WHAT YOU NEED TO DO:
Return the material word for word, from its first line through the line containing "heart-icon[interactable] [738,1005,776,1043]", with both of those lines included.
╭─ INFORMATION PROVIDED
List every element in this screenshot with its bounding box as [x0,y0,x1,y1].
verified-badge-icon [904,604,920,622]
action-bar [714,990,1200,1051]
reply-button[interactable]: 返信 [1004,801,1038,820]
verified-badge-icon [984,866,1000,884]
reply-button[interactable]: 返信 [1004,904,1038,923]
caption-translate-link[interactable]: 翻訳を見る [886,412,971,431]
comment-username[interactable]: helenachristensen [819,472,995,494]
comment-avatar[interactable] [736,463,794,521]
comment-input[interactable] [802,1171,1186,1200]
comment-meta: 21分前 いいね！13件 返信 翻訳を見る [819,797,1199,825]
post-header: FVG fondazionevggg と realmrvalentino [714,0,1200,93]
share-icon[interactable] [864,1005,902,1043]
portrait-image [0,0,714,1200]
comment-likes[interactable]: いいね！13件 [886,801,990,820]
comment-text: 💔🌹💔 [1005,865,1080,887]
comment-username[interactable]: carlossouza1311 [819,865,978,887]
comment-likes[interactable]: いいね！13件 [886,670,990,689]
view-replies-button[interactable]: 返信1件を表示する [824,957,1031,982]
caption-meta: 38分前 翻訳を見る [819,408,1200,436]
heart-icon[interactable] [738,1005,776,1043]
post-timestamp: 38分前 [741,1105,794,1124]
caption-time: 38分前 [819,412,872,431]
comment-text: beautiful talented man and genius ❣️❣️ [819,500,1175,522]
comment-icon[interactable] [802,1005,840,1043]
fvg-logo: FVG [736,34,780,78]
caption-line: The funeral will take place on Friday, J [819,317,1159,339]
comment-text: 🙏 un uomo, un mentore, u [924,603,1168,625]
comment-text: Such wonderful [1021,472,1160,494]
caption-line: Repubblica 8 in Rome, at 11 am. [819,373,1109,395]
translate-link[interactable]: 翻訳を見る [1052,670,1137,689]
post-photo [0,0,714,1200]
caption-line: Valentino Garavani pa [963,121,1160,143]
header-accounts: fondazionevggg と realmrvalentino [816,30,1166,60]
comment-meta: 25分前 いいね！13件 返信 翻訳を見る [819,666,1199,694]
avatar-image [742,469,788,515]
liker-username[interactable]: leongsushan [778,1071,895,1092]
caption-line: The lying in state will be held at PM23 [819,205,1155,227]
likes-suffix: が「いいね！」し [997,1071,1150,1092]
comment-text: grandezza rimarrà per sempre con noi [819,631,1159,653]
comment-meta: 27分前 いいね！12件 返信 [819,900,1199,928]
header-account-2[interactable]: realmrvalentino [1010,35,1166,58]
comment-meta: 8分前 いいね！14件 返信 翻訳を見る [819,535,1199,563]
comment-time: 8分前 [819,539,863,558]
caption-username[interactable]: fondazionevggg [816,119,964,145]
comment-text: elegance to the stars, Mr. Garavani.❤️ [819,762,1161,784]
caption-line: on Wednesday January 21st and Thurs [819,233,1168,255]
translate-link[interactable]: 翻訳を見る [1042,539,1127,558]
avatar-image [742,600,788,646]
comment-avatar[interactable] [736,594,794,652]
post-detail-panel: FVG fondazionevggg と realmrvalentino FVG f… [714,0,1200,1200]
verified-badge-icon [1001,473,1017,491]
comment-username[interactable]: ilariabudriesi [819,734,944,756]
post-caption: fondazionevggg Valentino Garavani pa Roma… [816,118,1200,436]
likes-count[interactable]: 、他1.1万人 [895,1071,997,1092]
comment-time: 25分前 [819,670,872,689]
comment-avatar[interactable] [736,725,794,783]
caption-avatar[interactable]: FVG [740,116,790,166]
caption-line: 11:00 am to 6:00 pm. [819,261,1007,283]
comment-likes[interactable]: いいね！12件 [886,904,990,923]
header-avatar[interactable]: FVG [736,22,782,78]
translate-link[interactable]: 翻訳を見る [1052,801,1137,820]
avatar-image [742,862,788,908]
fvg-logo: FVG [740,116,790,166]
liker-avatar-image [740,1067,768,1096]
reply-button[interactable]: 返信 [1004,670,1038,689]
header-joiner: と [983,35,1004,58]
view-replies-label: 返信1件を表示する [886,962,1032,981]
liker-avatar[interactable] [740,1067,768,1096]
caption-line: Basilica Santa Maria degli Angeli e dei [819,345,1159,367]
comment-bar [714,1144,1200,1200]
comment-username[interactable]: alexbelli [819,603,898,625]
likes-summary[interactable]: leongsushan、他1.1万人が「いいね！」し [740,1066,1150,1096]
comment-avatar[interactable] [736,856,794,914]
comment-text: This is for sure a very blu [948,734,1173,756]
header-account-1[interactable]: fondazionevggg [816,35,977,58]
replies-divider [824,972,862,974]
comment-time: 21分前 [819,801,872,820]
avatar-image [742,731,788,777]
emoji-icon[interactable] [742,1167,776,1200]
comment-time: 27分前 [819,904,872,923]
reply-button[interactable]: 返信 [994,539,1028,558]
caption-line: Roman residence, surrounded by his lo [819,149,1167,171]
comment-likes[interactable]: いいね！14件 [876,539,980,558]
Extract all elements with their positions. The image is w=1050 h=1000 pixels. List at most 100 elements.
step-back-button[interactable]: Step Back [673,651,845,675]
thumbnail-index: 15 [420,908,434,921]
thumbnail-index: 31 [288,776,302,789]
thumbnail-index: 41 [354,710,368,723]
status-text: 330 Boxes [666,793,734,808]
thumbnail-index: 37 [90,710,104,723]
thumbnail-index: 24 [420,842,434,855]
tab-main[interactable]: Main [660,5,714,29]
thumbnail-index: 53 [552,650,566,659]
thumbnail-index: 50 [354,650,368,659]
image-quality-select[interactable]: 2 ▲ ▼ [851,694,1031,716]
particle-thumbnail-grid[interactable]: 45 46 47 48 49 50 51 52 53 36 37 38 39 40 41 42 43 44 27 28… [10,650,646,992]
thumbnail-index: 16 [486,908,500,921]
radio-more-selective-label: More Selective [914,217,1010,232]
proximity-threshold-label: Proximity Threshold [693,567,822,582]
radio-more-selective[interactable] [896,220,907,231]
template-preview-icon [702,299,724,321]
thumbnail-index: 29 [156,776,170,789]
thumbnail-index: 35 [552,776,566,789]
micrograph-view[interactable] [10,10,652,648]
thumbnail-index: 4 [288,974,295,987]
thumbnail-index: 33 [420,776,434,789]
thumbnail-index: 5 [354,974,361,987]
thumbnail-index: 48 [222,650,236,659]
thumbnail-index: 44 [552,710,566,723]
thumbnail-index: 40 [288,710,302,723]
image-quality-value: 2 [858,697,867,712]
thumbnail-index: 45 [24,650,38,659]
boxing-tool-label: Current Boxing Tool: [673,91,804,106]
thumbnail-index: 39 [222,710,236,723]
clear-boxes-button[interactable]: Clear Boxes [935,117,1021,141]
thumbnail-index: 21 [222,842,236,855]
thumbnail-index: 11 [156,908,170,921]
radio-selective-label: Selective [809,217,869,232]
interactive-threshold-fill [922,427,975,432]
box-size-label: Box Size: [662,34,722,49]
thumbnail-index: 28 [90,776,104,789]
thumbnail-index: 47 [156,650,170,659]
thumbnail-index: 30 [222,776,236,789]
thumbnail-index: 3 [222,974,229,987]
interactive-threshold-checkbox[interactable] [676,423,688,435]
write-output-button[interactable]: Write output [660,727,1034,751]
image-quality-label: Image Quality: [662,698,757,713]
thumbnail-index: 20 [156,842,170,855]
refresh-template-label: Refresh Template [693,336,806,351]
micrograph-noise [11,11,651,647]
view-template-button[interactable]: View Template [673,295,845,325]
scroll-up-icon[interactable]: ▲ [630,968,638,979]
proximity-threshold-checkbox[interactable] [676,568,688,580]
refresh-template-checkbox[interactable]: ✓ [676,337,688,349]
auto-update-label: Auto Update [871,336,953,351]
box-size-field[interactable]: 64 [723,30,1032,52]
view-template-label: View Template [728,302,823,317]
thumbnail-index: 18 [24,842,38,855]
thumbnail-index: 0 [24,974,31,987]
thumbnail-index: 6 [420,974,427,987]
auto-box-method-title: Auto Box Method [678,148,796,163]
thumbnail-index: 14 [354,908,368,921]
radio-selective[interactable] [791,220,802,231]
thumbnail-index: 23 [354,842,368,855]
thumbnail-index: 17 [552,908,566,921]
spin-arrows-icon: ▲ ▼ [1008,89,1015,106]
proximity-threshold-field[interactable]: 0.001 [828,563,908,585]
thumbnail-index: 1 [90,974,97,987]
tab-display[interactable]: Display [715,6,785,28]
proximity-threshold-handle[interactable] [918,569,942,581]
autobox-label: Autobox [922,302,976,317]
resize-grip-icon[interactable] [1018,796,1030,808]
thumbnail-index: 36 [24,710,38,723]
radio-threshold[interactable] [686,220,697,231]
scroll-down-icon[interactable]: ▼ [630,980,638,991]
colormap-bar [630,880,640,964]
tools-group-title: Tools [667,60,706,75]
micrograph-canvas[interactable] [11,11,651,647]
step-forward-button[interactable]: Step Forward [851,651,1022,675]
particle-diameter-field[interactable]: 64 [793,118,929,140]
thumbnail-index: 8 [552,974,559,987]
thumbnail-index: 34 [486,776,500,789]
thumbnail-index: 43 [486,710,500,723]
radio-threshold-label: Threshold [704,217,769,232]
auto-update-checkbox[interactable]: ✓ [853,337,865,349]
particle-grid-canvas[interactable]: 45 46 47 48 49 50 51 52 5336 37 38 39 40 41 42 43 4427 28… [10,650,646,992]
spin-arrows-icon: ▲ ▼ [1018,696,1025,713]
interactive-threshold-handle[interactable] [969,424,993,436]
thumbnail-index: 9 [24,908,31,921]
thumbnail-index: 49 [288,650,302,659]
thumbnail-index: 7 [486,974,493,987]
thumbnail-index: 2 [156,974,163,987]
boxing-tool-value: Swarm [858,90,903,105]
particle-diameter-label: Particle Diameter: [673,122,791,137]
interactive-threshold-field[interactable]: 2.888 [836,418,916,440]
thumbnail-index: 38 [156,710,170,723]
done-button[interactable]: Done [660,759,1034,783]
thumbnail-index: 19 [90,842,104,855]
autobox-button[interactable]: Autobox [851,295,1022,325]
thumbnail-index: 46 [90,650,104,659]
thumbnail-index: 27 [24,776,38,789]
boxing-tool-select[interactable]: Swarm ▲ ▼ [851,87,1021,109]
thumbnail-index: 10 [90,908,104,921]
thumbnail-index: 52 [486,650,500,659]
╰─
FULL ANSWER:
List every element in this screenshot with its bounding box as [x0,y0,x1,y1].
verified-badge-icon [904,604,920,622]
action-bar [714,990,1200,1051]
reply-button[interactable]: 返信 [1004,801,1038,820]
verified-badge-icon [984,866,1000,884]
reply-button[interactable]: 返信 [1004,904,1038,923]
caption-translate-link[interactable]: 翻訳を見る [886,412,971,431]
comment-username[interactable]: helenachristensen [819,472,995,494]
comment-avatar[interactable] [736,463,794,521]
comment-input[interactable] [802,1171,1186,1200]
comment-meta: 21分前 いいね！13件 返信 翻訳を見る [819,797,1199,825]
post-header: FVG fondazionevggg と realmrvalentino [714,0,1200,93]
share-icon[interactable] [864,1005,902,1043]
portrait-image [0,0,714,1200]
comment-likes[interactable]: いいね！13件 [886,801,990,820]
comment-text: 💔🌹💔 [1005,865,1080,887]
comment-username[interactable]: carlossouza1311 [819,865,978,887]
comment-likes[interactable]: いいね！13件 [886,670,990,689]
view-replies-button[interactable]: 返信1件を表示する [824,957,1031,982]
caption-meta: 38分前 翻訳を見る [819,408,1200,436]
heart-icon[interactable] [738,1005,776,1043]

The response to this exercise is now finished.